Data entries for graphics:
— Begin —
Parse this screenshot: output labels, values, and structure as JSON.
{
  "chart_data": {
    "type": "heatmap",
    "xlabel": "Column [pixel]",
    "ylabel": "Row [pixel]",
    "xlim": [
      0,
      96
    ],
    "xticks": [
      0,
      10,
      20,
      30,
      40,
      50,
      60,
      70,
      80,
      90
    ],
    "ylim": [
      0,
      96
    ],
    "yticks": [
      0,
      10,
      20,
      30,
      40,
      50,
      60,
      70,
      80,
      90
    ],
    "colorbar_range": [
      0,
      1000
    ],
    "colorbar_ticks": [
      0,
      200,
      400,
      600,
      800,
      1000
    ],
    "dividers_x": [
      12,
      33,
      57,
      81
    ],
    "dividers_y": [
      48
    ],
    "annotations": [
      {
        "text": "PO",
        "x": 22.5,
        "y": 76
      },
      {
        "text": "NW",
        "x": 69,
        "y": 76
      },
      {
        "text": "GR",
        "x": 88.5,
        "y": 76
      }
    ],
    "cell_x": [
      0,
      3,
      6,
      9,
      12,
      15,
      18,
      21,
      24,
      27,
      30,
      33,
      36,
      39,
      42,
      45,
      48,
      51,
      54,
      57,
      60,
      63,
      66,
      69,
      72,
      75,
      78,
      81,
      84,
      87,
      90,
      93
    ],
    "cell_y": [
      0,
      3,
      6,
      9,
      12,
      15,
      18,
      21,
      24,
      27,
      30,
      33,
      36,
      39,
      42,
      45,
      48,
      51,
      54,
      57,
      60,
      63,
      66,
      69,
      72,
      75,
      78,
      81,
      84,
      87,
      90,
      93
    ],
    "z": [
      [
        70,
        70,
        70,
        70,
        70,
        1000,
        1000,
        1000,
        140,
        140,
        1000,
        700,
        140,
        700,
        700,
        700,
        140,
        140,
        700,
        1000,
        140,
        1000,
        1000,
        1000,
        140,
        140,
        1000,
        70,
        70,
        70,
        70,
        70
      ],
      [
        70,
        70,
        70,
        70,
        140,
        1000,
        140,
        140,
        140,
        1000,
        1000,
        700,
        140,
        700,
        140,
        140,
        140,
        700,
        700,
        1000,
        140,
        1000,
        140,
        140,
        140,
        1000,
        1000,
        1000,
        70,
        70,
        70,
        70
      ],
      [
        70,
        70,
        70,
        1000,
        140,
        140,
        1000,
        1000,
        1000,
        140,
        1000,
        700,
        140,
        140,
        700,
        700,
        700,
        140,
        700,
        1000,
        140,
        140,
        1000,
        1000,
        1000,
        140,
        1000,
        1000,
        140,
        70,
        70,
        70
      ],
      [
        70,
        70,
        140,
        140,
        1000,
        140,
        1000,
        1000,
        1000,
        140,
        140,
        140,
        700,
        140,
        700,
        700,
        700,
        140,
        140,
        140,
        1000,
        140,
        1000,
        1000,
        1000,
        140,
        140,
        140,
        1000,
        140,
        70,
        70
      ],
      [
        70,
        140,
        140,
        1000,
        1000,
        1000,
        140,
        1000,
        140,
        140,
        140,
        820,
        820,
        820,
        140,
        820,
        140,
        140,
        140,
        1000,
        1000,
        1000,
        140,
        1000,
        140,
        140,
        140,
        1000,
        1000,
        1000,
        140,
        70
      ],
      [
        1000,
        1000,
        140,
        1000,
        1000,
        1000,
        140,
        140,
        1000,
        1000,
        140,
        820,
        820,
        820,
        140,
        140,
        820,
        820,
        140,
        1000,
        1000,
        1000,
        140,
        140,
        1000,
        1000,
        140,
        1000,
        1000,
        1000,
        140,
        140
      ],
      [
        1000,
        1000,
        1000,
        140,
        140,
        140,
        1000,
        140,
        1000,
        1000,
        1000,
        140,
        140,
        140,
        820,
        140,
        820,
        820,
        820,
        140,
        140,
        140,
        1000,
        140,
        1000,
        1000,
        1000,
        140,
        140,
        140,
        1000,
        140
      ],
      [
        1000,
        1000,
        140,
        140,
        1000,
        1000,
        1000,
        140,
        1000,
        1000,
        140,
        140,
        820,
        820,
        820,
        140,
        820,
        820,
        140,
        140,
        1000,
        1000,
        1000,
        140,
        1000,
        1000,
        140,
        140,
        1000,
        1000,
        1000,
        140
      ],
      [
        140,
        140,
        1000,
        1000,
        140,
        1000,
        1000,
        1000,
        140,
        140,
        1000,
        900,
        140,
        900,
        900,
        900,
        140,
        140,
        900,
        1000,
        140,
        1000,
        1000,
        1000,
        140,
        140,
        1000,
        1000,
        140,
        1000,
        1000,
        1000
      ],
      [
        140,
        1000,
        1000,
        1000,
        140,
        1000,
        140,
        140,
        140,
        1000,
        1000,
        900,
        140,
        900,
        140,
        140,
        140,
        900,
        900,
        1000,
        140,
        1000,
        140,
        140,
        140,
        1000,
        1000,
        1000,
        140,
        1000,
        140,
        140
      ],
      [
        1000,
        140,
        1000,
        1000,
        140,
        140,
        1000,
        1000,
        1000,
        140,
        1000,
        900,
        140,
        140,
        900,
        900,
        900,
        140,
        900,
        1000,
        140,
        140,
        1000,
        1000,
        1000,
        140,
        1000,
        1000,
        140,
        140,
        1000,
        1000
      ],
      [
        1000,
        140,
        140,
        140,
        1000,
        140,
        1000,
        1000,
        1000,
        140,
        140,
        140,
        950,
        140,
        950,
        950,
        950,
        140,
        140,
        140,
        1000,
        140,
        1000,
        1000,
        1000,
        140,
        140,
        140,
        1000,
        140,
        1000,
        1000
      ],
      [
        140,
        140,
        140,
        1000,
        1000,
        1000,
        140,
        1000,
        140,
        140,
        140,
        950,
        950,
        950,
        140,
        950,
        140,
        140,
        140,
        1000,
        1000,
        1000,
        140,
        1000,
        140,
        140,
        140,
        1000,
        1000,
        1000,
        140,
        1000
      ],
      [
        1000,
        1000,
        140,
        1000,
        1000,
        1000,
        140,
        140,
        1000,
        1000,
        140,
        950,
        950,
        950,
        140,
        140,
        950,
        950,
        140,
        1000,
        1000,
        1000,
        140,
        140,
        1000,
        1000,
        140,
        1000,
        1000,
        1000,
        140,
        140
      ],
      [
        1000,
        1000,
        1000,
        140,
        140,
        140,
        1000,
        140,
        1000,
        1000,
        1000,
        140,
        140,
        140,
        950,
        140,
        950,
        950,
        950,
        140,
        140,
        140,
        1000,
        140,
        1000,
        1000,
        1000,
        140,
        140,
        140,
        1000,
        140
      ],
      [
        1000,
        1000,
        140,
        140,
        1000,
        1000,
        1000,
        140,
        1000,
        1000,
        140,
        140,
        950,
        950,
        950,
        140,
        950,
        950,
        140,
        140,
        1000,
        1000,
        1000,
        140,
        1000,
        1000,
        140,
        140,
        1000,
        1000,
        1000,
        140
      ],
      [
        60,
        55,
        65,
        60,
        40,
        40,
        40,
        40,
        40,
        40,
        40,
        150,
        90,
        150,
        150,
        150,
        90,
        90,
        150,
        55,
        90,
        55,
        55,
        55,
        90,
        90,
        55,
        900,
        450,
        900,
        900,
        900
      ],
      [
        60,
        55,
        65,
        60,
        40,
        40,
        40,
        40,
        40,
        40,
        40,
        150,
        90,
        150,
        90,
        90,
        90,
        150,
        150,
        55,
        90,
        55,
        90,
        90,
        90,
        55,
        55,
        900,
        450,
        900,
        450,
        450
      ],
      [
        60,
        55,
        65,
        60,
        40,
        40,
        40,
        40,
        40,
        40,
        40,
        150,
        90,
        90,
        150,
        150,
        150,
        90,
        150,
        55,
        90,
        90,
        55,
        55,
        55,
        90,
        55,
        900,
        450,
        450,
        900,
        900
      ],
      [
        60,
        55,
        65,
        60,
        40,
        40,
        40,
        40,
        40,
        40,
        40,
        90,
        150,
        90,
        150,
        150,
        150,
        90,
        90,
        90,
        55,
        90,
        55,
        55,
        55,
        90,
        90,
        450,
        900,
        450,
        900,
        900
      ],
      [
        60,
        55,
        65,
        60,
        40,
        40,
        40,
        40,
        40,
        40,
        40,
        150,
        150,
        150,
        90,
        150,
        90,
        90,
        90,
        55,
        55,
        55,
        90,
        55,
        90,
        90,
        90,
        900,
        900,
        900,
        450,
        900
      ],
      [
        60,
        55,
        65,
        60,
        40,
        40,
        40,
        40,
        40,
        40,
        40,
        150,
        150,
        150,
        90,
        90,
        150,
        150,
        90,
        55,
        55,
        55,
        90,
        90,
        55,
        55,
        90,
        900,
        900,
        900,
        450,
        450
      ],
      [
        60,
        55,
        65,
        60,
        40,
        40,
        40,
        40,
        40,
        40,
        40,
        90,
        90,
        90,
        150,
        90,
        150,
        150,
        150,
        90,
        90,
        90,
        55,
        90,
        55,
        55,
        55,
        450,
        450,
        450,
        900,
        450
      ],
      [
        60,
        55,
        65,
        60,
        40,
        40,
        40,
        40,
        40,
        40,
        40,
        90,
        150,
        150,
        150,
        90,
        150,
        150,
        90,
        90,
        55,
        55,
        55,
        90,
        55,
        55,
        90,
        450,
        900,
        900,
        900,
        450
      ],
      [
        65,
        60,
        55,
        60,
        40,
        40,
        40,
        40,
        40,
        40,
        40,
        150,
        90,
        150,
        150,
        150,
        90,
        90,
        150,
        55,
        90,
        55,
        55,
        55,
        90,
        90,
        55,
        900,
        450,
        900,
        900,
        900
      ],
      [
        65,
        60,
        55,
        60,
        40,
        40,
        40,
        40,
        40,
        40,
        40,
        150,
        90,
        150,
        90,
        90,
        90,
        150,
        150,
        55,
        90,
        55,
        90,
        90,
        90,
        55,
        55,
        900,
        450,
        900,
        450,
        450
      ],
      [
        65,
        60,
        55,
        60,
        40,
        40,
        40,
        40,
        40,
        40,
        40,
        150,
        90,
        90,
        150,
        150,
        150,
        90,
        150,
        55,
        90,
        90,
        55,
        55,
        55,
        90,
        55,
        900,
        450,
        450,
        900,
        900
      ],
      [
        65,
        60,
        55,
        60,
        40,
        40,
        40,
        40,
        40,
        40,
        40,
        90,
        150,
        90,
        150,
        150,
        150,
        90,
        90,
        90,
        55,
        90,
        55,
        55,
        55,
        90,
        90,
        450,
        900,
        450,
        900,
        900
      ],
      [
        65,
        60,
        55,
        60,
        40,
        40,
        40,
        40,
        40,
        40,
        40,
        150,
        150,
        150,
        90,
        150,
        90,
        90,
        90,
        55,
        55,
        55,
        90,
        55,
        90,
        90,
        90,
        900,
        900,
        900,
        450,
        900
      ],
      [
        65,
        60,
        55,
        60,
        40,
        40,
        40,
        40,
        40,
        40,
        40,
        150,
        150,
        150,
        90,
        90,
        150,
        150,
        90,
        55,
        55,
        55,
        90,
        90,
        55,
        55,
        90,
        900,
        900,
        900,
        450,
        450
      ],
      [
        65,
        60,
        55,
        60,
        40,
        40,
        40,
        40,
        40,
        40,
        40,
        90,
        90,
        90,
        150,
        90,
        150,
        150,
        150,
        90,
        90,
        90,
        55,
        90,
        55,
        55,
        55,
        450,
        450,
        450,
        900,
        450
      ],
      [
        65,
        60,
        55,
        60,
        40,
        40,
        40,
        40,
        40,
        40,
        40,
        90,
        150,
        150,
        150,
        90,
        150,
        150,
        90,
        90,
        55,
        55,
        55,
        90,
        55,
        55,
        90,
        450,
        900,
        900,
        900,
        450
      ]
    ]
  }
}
— End —
> Exercise directions
For the listing above, identify each line bearing "pixel".

> Full output
    "xlabel": "Column [pixel]",
    "ylabel": "Row [pixel]",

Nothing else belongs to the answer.